▶ [What you need to do]
Render the entry lines as a JSON list of strings, one string per line and no blank lines. Begin at the line containing "326, 952, 596]" and stop after the line containing "201, 302, 211]".

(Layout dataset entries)

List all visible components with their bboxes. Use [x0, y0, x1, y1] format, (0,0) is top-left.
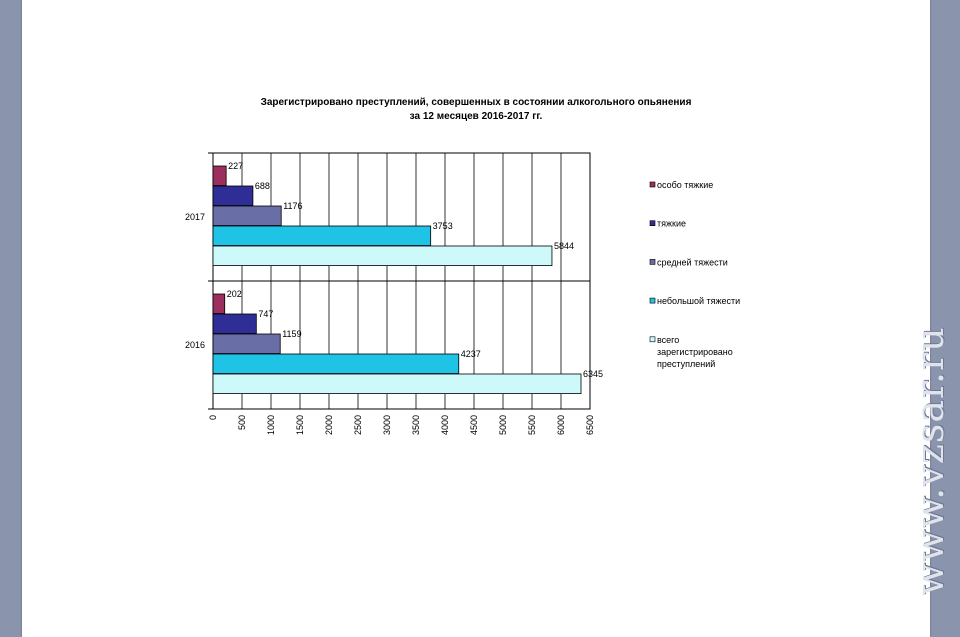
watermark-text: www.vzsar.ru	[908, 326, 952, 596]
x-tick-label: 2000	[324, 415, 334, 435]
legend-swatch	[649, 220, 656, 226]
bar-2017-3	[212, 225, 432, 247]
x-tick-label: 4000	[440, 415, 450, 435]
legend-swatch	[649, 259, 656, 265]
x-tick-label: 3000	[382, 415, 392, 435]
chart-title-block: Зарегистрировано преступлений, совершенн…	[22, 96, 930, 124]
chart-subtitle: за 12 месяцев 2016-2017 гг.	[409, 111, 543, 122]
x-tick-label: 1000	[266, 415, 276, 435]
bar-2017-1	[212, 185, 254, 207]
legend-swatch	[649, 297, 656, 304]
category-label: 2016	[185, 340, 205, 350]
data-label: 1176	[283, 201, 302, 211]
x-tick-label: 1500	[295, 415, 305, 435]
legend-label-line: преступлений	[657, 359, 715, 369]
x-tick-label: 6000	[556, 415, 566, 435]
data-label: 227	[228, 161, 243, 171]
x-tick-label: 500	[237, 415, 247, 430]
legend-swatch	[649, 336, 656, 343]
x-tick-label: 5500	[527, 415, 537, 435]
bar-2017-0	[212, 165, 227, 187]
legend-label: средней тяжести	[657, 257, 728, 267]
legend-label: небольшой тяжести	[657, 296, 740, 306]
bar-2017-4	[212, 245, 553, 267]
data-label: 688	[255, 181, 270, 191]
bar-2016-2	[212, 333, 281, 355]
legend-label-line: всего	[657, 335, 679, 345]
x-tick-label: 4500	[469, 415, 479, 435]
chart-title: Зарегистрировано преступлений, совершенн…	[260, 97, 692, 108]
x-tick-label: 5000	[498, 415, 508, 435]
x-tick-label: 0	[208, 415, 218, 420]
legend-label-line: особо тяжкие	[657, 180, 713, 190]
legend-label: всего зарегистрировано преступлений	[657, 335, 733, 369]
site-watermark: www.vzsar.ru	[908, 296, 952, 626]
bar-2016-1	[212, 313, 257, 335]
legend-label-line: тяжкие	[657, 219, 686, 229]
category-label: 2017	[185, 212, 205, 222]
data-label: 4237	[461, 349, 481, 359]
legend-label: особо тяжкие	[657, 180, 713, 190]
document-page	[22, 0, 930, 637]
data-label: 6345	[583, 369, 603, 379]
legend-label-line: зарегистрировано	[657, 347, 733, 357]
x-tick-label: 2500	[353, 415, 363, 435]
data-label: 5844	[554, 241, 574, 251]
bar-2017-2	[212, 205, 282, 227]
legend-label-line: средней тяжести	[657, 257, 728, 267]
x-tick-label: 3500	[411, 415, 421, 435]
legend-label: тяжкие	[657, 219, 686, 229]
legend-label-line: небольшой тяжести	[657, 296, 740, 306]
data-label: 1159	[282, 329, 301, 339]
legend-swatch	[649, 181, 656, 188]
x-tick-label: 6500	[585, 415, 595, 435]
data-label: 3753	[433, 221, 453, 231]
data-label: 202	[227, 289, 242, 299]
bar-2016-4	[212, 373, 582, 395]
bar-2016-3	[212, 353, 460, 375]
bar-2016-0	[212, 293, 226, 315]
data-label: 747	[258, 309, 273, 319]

* * *

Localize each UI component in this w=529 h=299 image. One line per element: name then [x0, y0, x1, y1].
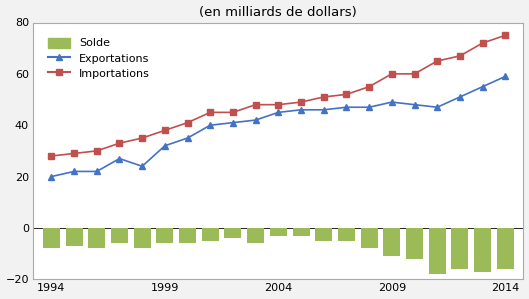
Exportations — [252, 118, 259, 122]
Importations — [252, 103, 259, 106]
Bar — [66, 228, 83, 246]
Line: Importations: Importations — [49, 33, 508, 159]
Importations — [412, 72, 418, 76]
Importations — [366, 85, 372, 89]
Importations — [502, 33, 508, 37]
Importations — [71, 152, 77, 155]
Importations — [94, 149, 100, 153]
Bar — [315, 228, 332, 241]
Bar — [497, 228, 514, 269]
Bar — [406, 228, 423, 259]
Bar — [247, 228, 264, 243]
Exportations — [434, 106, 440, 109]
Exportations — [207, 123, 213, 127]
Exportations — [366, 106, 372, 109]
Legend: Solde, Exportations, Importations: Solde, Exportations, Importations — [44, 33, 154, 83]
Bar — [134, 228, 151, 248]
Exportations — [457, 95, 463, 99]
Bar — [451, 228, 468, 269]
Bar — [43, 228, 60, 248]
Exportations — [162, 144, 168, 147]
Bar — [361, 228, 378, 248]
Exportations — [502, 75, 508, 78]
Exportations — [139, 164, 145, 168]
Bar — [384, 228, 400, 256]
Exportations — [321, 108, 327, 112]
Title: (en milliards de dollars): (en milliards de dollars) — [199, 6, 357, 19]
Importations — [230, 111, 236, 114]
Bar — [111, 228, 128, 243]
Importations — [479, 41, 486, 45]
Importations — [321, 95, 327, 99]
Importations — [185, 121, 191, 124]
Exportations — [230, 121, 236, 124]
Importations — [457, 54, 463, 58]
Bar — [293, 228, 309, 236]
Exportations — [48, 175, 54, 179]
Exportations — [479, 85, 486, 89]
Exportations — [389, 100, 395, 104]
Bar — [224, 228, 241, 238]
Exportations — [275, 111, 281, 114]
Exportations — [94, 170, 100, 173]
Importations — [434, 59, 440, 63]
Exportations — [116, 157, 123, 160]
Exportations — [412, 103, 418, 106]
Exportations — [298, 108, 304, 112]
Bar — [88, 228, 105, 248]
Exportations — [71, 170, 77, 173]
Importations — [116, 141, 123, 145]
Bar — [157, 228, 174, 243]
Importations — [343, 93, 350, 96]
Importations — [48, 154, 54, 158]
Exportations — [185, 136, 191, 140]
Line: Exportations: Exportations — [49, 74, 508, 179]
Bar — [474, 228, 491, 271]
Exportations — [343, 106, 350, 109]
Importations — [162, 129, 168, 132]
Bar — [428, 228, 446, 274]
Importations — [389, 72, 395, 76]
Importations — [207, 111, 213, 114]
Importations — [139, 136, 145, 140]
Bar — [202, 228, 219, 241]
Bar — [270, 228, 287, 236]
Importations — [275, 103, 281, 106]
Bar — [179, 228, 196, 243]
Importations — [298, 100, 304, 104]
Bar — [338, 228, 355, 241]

▶ [Right answer]
[
  "watermark-text: www.vzsar.ru\t[908, 326, 952, 596]",
  "x-tick-label: 2000\t[324, 415, 334, 435]",
  "legend-swatch\t[649, 220, 656, 226]",
  "bar-2017-3\t[212, 225, 432, 247]",
  "x-tick-label: 4000\t[440, 415, 450, 435]",
  "legend-swatch\t[649, 259, 656, 265]",
  "x-tick-label: 3000\t[382, 415, 392, 435]",
  "chart-title-block: Зарегистрировано преступлений, совершенн…\t[22, 96, 930, 124]",
  "chart-subtitle: за 12 месяцев 2016-2017 гг.\t[409, 111, 543, 122]",
  "x-tick-label: 1000\t[266, 415, 276, 435]",
  "bar-2017-1\t[212, 185, 254, 207]",
  "legend-swatch\t[649, 297, 656, 304]",
  "category-label: 2016\t[185, 340, 205, 350]",
  "data-label: 1176\t[283, 201, 302, 211]"
]